- WRITTEN EXERCISE -
Determine which lines contain the word "JSON", then copy those lines.
** BEGIN MATERIAL FOR THIS EXERCISE **
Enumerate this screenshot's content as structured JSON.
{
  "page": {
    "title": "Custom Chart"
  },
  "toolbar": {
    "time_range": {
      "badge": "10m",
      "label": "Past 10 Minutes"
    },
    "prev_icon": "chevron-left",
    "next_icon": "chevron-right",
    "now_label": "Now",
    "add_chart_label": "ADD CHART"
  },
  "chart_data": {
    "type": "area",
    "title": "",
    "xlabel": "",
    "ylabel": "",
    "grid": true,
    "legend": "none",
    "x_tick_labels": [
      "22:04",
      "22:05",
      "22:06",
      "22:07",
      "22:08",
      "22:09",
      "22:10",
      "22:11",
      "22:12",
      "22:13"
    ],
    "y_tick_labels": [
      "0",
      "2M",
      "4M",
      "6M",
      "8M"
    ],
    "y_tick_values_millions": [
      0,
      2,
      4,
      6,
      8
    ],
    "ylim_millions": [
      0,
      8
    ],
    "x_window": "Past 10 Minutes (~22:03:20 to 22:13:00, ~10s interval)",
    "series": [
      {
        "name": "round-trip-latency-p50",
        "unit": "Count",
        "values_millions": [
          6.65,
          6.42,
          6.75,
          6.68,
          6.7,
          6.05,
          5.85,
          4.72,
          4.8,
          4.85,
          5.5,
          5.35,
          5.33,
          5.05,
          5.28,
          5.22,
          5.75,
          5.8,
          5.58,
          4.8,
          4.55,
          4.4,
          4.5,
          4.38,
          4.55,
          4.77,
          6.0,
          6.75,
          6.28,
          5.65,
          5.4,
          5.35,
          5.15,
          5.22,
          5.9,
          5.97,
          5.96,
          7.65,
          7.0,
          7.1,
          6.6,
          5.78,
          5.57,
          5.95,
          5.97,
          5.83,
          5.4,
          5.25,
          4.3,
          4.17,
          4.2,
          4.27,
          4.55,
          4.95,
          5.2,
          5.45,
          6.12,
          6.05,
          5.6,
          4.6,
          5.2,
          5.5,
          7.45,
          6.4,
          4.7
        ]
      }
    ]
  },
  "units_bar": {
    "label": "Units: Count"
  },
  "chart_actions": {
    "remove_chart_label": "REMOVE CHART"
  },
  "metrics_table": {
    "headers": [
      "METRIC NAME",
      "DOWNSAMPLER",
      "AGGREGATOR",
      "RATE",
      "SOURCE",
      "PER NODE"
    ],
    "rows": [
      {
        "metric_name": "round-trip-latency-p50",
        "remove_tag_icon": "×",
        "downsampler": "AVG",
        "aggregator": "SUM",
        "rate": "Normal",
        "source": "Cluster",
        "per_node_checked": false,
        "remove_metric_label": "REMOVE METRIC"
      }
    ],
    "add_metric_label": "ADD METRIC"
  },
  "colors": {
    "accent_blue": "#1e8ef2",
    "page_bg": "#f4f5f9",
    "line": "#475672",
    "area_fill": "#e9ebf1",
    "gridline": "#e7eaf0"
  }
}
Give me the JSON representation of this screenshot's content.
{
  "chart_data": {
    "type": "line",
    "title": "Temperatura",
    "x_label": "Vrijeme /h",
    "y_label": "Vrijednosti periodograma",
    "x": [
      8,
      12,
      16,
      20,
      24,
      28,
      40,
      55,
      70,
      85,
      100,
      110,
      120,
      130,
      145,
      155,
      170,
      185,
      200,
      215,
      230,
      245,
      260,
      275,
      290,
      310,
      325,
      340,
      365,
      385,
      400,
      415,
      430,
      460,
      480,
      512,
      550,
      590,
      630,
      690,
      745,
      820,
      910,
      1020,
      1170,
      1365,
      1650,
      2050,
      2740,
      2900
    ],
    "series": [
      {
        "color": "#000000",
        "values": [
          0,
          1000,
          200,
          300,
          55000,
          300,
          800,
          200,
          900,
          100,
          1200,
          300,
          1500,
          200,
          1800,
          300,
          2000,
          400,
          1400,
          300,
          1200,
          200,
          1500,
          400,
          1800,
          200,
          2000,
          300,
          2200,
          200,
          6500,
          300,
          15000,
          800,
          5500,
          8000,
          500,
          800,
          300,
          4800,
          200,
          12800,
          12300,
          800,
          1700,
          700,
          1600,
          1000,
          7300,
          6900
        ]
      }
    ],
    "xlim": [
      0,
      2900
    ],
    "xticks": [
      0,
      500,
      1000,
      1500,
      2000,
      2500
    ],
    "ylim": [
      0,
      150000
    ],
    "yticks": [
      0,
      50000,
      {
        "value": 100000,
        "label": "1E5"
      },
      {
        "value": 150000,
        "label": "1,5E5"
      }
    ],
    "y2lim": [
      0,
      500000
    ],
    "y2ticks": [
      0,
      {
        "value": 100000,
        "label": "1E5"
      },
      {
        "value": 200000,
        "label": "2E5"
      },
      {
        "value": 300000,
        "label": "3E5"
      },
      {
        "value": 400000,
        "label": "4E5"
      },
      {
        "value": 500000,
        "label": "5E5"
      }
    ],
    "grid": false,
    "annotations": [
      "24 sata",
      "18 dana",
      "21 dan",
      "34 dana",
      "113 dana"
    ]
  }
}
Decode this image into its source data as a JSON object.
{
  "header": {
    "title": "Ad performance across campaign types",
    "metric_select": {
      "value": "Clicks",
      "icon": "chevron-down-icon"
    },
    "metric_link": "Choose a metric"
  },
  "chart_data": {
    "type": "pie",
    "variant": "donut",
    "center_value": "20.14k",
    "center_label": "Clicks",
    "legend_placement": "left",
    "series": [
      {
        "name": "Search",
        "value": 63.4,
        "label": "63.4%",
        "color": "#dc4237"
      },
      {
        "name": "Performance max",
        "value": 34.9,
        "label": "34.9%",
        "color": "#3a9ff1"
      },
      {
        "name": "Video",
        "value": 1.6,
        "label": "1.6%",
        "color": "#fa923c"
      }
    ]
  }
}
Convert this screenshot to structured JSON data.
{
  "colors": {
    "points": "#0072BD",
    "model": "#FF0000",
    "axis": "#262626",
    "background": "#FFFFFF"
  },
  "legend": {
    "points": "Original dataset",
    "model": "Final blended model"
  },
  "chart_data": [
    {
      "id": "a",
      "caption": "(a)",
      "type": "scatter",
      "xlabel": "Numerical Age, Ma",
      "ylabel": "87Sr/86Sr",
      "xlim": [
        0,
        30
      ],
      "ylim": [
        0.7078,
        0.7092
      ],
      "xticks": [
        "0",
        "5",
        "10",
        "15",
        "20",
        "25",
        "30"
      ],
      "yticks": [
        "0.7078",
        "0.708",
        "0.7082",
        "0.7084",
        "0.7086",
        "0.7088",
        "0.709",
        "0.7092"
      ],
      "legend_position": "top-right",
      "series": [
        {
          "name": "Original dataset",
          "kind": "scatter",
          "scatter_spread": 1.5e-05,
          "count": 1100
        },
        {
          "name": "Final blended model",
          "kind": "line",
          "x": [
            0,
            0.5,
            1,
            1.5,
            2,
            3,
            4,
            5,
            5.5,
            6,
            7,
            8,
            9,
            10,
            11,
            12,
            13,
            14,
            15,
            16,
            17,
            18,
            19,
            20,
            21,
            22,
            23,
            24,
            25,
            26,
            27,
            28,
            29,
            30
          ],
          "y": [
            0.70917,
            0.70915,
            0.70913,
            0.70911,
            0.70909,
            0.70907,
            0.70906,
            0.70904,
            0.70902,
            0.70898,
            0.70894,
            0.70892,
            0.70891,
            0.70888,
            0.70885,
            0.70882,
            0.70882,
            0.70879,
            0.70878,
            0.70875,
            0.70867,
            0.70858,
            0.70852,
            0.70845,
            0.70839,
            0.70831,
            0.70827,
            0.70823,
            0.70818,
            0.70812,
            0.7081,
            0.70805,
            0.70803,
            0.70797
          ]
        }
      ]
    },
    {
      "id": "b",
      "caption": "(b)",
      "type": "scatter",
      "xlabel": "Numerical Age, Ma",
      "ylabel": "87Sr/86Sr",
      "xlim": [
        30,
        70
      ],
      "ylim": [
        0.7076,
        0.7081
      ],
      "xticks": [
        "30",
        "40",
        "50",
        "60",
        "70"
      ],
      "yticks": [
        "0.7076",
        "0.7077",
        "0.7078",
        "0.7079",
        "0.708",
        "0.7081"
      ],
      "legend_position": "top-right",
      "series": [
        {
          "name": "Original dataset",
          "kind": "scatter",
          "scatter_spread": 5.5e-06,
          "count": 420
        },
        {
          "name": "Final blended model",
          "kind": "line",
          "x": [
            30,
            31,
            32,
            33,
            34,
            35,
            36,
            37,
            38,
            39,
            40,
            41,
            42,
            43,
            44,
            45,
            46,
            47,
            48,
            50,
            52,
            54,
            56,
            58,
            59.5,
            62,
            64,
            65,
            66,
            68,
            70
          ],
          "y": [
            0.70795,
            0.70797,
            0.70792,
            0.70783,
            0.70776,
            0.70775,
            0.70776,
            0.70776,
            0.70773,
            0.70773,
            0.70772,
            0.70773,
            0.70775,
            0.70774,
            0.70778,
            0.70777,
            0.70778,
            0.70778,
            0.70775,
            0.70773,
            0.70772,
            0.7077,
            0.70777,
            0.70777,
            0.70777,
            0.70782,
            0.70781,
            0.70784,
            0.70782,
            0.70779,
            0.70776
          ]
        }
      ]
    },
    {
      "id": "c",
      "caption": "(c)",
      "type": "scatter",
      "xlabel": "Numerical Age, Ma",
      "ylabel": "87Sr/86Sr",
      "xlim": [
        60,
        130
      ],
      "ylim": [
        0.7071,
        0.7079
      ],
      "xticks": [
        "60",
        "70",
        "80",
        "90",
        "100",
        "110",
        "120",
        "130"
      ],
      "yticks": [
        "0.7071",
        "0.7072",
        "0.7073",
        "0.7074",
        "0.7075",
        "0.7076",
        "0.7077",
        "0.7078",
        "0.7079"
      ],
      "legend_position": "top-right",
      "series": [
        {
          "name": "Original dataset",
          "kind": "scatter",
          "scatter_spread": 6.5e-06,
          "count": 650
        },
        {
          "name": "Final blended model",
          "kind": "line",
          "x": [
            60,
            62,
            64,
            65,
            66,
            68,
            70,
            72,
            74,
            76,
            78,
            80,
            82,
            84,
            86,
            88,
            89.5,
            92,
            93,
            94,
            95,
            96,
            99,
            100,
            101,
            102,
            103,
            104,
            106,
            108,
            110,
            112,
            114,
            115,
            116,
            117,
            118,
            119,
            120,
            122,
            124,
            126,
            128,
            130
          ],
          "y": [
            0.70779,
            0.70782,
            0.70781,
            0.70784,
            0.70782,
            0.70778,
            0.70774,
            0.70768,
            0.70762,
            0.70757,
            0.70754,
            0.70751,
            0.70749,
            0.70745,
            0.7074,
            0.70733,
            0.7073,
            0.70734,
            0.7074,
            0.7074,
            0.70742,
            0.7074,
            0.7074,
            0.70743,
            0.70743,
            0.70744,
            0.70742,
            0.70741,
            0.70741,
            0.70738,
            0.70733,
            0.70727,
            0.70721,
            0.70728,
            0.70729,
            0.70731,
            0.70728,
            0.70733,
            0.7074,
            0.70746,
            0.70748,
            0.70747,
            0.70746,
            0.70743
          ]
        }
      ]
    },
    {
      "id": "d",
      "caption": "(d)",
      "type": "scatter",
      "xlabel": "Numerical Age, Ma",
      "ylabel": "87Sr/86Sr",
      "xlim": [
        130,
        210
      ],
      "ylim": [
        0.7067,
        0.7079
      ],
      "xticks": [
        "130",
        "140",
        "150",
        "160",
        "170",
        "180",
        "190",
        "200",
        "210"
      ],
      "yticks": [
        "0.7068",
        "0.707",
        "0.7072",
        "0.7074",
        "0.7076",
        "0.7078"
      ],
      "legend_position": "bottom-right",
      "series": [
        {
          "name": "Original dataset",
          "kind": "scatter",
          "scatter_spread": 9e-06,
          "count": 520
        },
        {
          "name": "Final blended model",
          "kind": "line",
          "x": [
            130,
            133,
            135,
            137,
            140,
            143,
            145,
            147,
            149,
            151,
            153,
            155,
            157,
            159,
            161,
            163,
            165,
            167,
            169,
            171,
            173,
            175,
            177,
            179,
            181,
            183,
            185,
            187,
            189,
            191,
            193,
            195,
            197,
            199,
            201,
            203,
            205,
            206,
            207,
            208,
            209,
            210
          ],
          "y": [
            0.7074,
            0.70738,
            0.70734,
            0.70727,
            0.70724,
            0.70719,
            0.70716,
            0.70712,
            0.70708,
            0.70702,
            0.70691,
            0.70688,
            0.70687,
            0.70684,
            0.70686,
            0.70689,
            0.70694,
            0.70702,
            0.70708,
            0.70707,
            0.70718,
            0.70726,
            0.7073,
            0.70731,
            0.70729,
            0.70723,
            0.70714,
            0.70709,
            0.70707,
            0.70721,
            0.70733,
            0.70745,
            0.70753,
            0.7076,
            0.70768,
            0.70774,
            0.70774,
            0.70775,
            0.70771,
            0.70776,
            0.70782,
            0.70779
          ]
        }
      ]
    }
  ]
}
** END MATERIAL FOR THIS EXERCISE **
- THE REPLY -
Enumerate this screenshot's content as structured JSON.
Give me the JSON representation of this screenshot's content.
Decode this image into its source data as a JSON object.
Convert this screenshot to structured JSON data.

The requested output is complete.